#### DATA SECTION ####

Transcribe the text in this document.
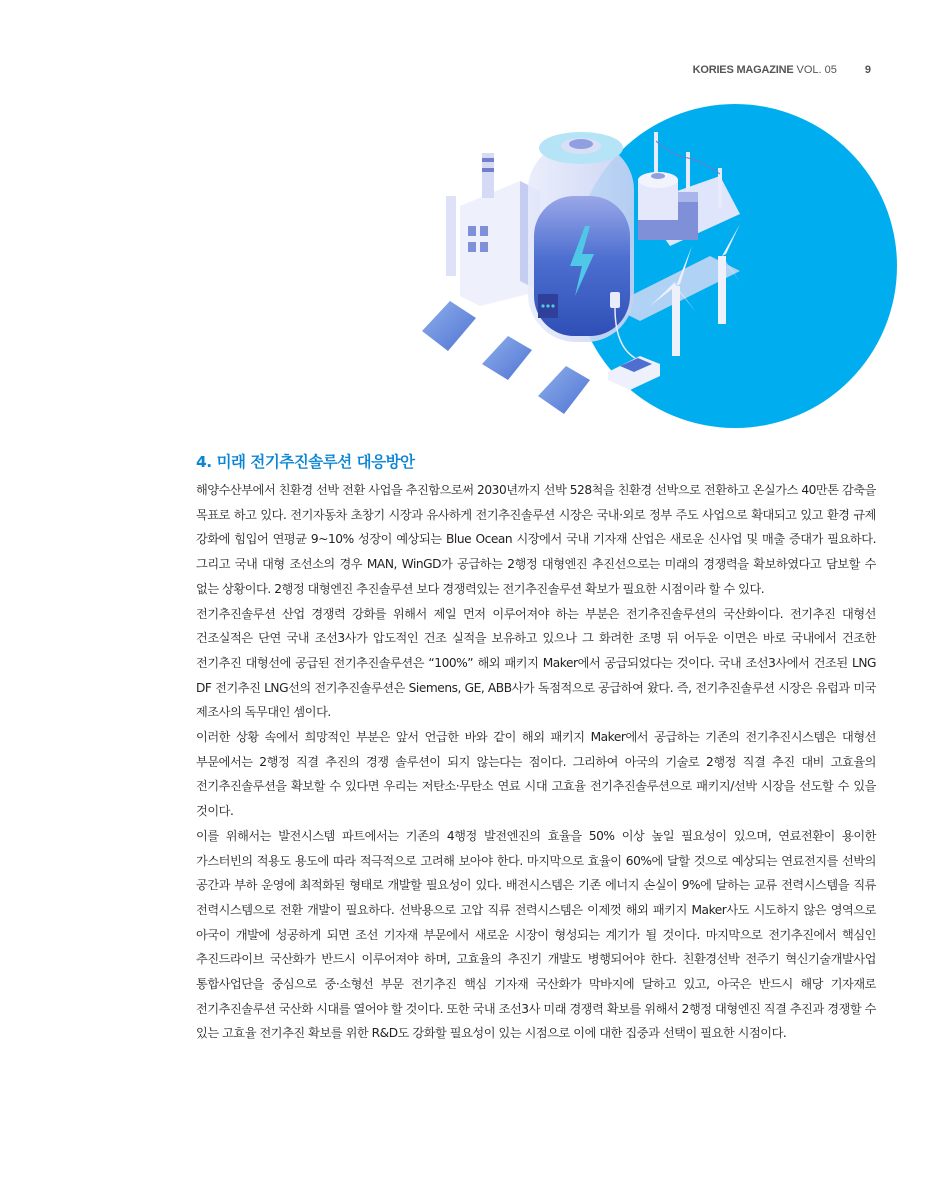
KORIES MAGAZINE VOL. 05	9
4. 미래 전기추진솔루션 대응방안

해양수산부에서 친환경 선박 전환 사업을 추진함으로써 2030년까지 선박 528척을 친환경 선박으로 전환하고 온실가스 40만톤 감축을 목표로 하고 있다. 전기자동차 초창기 시장과 유사하게 전기추진솔루션 시장은 국내·외로 정부 주도 사업으로 확대되고 있고 환경 규제 강화에 힘입어 연평균 9~10% 성장이 예상되는 Blue Ocean 시장에서 국내 기자재 산업은 새로운 신사업 및 매출 증대가 필요하다. 그리고 국내 대형 조선소의 경우 MAN, WinGD가 공급하는 2행정 대형엔진 추진선으로는 미래의 경쟁력을 확보하였다고 담보할 수 없는 상황이다. 2행정 대형엔진 추진솔루션 보다 경쟁력있는 전기추진솔루션 확보가 필요한 시점이라 할 수 있다.

전기추진솔루션 산업 경쟁력 강화를 위해서 제일 먼저 이루어져야 하는 부분은 전기추진솔루션의 국산화이다. 전기추진 대형선 건조실적은 단연 국내 조선3사가 압도적인 건조 실적을 보유하고 있으나 그 화려한 조명 뒤 어두운 이면은 바로 국내에서 건조한 전기추진 대형선에 공급된 전기추진솔루션은 “100%” 해외 패키지 Maker에서 공급되었다는 것이다. 국내 조선3사에서 건조된 LNG DF 전기추진 LNG선의 전기추진솔루션은 Siemens, GE, ABB사가 독점적으로 공급하여 왔다. 즉, 전기추진솔루션 시장은 유럽과 미국 제조사의 독무대인 셈이다.

이러한 상황 속에서 희망적인 부분은 앞서 언급한 바와 같이 해외 패키지 Maker에서 공급하는 기존의 전기추진시스템은 대형선 부문에서는 2행정 직결 추진의 경쟁 솔루션이 되지 않는다는 점이다. 그리하여 아국의 기술로 2행정 직결 추진 대비 고효율의 전기추진솔루션을 확보할 수 있다면 우리는 저탄소·무탄소 연료 시대 고효율 전기추진솔루션으로 패키지/선박 시장을 선도할 수 있을 것이다.

이를 위해서는 발전시스템 파트에서는 기존의 4행정 발전엔진의 효율을 50% 이상 높일 필요성이 있으며, 연료전환이 용이한 가스터빈의 적용도 용도에 따라 적극적으로 고려해 보아야 한다. 마지막으로 효율이 60%에 달할 것으로 예상되는 연료전지를 선박의 공간과 부하 운영에 최적화된 형태로 개발할 필요성이 있다. 배전시스템은 기존 에너지 손실이 9%에 달하는 교류 전력시스템을 직류 전력시스템으로 전환 개발이 필요하다. 선박용으로 고압 직류 전력시스템은 이제껏 해외 패키지 Maker사도 시도하지 않은 영역으로 아국이 개발에 성공하게 되면 조선 기자재 부문에서 새로운 시장이 형성되는 계기가 될 것이다. 마지막으로 전기추진에서 핵심인 추진드라이브 국산화가 반드시 이루어져야 하며, 고효율의 추진기 개발도 병행되어야 한다. 친환경선박 전주기 혁신기술개발사업 통합사업단을 중심으로 중·소형선 부문 전기추진 핵심 기자재 국산화가 막바지에 달하고 있고, 아국은 반드시 해당 기자재로 전기추진솔루션 국산화 시대를 열어야 할 것이다. 또한 국내 조선3사 미래 경쟁력 확보를 위해서 2행정 대형엔진 직결 추진과 경쟁할 수 있는 고효율 전기추진 확보를 위한 R&D도 강화할 필요성이 있는 시점으로 이에 대한 집중과 선택이 필요한 시점이다.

####

Gather each line from the listing above that holds "예상되는".

해양수산부에서 친환경 선박 전환 사업을 추진함으로써 2030년까지 선박 528척을 친환경 선박으로 전환하고 온실가스 40만톤 감축을 목표로 하고 있다. 전기자동차 초창기 시장과 유사하게 전기추진솔루션 시장은 국내·외로 정부 주도 사업으로 확대되고 있고 환경 규제 강화에 힘입어 연평균 9~10% 성장이 예상되는 Blue Ocean 시장에서 국내 기자재 산업은 새로운 신사업 및 매출 증대가 필요하다. 그리고 국내 대형 조선소의 경우 MAN, WinGD가 공급하는 2행정 대형엔진 추진선으로는 미래의 경쟁력을 확보하였다고 담보할 수 없는 상황이다. 2행정 대형엔진 추진솔루션 보다 경쟁력있는 전기추진솔루션 확보가 필요한 시점이라 할 수 있다.
이를 위해서는 발전시스템 파트에서는 기존의 4행정 발전엔진의 효율을 50% 이상 높일 필요성이 있으며, 연료전환이 용이한 가스터빈의 적용도 용도에 따라 적극적으로 고려해 보아야 한다. 마지막으로 효율이 60%에 달할 것으로 예상되는 연료전지를 선박의 공간과 부하 운영에 최적화된 형태로 개발할 필요성이 있다. 배전시스템은 기존 에너지 손실이 9%에 달하는 교류 전력시스템을 직류 전력시스템으로 전환 개발이 필요하다. 선박용으로 고압 직류 전력시스템은 이제껏 해외 패키지 Maker사도 시도하지 않은 영역으로 아국이 개발에 성공하게 되면 조선 기자재 부문에서 새로운 시장이 형성되는 계기가 될 것이다. 마지막으로 전기추진에서 핵심인 추진드라이브 국산화가 반드시 이루어져야 하며, 고효율의 추진기 개발도 병행되어야 한다. 친환경선박 전주기 혁신기술개발사업 통합사업단을 중심으로 중·소형선 부문 전기추진 핵심 기자재 국산화가 막바지에 달하고 있고, 아국은 반드시 해당 기자재로 전기추진솔루션 국산화 시대를 열어야 할 것이다. 또한 국내 조선3사 미래 경쟁력 확보를 위해서 2행정 대형엔진 직결 추진과 경쟁할 수 있는 고효율 전기추진 확보를 위한 R&D도 강화할 필요성이 있는 시점으로 이에 대한 집중과 선택이 필요한 시점이다.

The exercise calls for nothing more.